WRITTEN REQUEST |
Whenever a line contains the string "мероприятиях", copy it out of the entries.

AVAILABLE DATA |
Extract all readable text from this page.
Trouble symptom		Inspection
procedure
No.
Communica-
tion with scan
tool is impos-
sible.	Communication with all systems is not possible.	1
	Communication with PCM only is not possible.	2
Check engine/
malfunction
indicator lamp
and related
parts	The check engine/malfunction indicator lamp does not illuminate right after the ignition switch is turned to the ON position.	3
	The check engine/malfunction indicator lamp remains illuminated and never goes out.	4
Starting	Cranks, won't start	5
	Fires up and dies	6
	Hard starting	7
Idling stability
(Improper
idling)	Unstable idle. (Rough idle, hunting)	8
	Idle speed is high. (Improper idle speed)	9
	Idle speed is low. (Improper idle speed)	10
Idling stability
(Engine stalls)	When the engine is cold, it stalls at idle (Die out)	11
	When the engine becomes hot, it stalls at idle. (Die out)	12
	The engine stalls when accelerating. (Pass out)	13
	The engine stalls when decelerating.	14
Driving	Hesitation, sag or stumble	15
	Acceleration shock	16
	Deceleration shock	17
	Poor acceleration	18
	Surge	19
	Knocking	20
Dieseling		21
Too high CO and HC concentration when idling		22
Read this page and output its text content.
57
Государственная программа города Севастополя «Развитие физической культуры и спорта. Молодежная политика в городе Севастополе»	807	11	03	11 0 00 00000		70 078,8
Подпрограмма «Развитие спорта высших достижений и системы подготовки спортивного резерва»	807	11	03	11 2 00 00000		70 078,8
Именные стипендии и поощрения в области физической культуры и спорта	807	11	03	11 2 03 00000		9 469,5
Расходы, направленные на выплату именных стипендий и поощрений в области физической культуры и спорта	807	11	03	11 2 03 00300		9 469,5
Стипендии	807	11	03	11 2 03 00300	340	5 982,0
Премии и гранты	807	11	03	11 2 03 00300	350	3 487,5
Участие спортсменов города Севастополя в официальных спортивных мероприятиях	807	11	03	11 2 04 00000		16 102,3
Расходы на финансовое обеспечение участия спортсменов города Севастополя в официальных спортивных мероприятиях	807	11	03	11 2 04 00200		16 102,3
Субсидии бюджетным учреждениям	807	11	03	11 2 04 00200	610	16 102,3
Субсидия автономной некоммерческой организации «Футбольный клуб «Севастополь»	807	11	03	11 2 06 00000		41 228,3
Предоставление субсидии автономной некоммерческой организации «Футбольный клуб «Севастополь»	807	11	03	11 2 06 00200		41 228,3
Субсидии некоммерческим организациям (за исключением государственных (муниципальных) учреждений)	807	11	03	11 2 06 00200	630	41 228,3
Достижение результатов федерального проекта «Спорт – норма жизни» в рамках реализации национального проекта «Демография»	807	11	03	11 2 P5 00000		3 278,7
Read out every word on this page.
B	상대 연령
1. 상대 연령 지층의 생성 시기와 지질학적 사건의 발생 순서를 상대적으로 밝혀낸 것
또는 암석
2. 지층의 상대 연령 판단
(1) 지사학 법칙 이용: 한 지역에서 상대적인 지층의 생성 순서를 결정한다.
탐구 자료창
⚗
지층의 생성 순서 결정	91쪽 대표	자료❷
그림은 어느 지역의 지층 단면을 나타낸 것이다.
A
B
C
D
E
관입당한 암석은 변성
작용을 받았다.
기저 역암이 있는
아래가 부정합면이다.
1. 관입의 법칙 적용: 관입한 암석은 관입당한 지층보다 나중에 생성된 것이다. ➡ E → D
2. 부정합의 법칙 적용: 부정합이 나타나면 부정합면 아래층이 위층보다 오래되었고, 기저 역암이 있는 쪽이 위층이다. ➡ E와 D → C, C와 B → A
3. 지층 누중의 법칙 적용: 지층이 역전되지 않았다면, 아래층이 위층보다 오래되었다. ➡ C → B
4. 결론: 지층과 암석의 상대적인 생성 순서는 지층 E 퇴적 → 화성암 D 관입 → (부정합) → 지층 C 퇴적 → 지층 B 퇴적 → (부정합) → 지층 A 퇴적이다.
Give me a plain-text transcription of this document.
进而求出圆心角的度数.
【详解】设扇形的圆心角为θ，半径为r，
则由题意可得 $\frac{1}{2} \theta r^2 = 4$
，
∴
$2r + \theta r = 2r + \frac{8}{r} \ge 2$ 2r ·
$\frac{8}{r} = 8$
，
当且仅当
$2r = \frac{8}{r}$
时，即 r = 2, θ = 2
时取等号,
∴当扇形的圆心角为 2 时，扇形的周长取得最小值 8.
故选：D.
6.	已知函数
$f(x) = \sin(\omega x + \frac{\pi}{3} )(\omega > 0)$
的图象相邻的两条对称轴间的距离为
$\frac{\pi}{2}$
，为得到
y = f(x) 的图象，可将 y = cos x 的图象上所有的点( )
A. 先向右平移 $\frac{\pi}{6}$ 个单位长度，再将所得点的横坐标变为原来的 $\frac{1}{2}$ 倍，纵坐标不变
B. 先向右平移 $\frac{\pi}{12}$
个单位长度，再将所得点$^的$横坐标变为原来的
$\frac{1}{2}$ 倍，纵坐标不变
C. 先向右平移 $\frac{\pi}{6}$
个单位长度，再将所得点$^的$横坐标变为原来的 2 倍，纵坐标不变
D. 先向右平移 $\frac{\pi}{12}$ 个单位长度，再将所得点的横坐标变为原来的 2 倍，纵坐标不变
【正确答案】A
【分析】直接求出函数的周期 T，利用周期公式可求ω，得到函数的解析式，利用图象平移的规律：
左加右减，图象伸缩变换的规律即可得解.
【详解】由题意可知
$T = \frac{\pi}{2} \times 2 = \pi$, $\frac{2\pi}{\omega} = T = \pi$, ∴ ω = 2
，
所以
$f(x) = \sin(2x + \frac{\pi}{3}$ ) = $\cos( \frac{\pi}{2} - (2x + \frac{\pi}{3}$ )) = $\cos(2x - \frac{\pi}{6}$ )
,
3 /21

COMPLETE OUTPUT |
Участие спортсменов города Севастополя в официальных спортивных мероприятиях	807	11	03	11 2 04 00000		16 102,3
Расходы на финансовое обеспечение участия спортсменов города Севастополя в официальных спортивных мероприятиях	807	11	03	11 2 04 00200		16 102,3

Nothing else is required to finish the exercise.